## [GOAL]
Find the lines below that contain the string "ylabel". Copy each one.

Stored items
:::
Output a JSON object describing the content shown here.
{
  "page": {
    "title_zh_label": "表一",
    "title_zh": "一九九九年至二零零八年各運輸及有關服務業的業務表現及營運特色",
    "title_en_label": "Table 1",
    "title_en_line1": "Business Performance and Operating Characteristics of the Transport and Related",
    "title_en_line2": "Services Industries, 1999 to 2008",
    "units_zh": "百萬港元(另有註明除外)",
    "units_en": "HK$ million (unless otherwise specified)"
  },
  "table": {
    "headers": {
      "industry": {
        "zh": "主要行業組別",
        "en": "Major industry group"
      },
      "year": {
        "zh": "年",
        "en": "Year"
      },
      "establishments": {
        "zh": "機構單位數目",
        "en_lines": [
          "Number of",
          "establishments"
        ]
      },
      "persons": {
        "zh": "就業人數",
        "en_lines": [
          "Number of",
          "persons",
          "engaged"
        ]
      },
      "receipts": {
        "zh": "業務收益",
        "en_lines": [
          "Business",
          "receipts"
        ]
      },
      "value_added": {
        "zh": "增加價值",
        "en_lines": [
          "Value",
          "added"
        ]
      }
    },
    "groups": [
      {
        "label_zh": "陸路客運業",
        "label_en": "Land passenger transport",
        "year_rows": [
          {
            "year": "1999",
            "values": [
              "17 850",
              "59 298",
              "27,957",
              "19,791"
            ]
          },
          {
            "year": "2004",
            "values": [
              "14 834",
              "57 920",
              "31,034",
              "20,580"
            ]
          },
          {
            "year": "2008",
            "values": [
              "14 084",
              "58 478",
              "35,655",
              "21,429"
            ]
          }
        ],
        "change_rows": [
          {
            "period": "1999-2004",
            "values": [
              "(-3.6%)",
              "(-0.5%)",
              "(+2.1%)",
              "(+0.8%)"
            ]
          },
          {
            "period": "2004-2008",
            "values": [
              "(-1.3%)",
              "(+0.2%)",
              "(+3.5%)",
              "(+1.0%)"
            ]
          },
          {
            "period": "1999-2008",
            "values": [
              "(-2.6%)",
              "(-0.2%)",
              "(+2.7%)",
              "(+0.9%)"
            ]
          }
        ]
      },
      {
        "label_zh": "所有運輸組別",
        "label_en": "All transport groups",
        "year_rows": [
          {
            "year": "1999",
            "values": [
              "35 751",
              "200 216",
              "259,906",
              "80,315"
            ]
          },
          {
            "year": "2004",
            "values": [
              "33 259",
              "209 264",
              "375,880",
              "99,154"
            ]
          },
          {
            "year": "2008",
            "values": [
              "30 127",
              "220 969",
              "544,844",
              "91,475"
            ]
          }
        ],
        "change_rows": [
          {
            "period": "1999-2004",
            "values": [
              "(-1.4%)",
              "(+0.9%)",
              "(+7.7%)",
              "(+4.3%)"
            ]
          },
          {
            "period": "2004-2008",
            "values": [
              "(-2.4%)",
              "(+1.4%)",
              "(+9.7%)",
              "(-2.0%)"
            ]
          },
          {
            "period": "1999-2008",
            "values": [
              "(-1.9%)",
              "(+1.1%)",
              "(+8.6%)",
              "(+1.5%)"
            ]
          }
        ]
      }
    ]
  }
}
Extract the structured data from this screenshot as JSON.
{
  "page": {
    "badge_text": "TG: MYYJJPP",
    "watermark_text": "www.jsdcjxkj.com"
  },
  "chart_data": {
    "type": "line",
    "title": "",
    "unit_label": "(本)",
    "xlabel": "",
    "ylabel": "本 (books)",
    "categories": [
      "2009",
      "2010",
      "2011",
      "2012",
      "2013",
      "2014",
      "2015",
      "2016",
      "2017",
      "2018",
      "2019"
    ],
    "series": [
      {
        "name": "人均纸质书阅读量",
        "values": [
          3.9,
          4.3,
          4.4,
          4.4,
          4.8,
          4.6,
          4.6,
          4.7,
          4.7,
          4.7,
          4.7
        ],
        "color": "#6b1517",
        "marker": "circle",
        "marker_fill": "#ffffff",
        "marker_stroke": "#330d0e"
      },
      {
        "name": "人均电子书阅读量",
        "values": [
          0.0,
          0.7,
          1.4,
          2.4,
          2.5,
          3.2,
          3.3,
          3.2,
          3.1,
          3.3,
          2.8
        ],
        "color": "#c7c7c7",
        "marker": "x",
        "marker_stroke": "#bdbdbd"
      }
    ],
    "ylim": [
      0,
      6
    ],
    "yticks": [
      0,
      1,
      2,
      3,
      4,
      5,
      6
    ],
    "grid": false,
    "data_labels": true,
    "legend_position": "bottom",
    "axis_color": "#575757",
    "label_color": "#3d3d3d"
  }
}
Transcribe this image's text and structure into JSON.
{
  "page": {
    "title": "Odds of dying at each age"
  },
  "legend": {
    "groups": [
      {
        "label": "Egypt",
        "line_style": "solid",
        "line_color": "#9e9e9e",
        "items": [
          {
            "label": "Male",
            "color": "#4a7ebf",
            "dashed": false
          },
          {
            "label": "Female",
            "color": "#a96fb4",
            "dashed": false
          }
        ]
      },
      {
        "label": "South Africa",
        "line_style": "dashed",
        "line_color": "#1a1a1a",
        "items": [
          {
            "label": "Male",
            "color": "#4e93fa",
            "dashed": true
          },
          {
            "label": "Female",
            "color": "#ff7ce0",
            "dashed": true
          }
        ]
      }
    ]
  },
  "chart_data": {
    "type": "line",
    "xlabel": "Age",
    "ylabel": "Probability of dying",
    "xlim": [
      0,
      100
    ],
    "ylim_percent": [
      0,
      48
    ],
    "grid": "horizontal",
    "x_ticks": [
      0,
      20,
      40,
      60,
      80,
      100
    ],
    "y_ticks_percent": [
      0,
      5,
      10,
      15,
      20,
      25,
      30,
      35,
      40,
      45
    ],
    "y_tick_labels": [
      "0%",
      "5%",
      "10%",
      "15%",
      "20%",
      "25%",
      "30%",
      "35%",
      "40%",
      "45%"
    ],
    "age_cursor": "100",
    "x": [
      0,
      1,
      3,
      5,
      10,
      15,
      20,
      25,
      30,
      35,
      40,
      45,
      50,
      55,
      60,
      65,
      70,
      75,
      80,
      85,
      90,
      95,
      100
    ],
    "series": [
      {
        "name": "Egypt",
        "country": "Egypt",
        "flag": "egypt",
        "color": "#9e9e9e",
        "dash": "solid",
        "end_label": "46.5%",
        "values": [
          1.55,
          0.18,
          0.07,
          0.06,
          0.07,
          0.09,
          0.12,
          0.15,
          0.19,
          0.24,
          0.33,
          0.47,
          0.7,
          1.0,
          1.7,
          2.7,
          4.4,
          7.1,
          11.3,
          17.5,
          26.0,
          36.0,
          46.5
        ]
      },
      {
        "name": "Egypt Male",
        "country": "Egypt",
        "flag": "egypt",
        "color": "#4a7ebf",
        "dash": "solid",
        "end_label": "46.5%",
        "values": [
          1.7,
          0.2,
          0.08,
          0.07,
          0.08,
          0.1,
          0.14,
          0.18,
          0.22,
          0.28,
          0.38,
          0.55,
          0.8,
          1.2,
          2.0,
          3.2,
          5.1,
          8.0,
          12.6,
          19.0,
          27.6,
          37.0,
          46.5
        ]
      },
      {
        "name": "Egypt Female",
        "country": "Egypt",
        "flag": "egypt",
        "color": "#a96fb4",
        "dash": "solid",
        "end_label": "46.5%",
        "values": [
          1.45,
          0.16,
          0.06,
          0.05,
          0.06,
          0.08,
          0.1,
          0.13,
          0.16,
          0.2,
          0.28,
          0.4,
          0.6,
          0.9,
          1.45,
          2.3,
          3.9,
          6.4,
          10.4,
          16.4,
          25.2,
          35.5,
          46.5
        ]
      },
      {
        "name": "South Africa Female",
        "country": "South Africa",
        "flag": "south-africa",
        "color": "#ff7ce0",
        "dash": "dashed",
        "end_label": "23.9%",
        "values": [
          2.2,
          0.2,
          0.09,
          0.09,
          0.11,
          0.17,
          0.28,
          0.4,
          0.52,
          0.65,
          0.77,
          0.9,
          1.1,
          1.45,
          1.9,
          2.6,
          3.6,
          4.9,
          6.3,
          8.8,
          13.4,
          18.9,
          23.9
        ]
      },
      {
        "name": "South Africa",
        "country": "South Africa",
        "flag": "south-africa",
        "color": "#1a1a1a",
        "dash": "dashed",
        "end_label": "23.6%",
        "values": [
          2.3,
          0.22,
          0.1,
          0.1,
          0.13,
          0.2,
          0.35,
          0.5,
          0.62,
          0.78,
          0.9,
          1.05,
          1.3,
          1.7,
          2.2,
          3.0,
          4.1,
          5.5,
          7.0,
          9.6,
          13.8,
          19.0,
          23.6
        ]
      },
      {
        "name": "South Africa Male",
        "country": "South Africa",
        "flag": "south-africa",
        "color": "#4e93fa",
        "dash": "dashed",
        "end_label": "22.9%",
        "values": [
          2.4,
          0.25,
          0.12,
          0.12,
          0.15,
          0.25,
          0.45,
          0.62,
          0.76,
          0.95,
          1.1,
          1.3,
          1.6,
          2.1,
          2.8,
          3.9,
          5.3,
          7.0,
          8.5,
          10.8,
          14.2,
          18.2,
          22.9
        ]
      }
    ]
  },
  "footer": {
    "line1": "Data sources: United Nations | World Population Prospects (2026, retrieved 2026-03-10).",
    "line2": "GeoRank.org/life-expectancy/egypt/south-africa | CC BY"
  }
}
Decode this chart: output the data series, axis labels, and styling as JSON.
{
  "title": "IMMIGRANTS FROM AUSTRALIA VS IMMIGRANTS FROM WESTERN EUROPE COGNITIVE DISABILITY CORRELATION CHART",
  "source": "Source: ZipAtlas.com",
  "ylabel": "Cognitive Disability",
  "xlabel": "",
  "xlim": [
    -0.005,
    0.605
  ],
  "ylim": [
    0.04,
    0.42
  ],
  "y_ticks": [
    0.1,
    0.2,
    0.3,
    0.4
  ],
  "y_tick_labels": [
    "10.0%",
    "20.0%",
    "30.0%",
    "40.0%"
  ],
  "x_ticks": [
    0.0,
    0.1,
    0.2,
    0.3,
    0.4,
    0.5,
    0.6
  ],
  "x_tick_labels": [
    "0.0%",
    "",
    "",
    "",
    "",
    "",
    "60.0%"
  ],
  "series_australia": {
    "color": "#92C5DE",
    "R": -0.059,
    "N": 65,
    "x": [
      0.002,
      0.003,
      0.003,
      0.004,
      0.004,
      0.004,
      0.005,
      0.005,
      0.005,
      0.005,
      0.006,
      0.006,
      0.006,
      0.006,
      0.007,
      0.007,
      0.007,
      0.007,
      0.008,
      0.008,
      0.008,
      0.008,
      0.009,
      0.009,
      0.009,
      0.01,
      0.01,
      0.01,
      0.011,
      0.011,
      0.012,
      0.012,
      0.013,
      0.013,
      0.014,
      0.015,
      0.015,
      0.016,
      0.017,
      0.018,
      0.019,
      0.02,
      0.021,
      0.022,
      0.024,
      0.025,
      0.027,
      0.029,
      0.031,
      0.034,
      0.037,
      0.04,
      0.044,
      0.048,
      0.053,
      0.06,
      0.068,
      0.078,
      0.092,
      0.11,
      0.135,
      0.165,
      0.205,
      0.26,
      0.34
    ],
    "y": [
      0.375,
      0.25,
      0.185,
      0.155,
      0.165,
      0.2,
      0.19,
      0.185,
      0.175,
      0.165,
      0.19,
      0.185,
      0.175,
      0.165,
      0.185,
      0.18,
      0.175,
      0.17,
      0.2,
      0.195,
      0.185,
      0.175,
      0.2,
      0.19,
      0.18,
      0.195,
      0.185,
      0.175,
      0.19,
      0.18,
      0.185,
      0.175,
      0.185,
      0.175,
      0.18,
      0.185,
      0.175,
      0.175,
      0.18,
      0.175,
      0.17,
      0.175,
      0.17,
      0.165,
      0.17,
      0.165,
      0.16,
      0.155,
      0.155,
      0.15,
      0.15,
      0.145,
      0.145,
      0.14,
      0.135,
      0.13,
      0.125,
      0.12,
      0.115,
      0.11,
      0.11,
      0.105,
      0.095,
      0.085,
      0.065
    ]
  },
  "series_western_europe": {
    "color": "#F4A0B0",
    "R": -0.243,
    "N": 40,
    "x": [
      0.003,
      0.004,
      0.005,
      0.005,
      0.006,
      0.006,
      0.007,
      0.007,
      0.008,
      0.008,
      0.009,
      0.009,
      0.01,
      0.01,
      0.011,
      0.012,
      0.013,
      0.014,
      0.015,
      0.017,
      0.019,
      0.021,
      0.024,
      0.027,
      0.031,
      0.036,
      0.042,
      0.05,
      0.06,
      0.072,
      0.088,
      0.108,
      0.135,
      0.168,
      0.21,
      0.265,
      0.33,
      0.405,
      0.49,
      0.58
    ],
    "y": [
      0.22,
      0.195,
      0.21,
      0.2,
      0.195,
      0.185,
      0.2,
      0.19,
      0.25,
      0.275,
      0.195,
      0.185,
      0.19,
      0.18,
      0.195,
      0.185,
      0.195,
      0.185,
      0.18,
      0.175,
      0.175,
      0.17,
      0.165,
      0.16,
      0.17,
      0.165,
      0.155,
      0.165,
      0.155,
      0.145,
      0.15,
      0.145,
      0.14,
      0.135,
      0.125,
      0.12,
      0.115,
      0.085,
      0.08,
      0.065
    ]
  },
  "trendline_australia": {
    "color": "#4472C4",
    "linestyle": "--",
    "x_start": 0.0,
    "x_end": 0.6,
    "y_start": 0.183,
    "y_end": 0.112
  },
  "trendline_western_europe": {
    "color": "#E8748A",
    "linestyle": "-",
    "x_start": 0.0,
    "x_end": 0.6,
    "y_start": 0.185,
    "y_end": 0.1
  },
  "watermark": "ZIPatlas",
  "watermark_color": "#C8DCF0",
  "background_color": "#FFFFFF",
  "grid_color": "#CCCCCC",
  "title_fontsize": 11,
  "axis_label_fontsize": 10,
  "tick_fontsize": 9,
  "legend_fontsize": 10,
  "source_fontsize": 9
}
:::
## [ANSWER BELOW]
    "ylabel": "本 (books)",
    "ylabel": "Probability of dying",
  "ylabel": "Cognitive Disability",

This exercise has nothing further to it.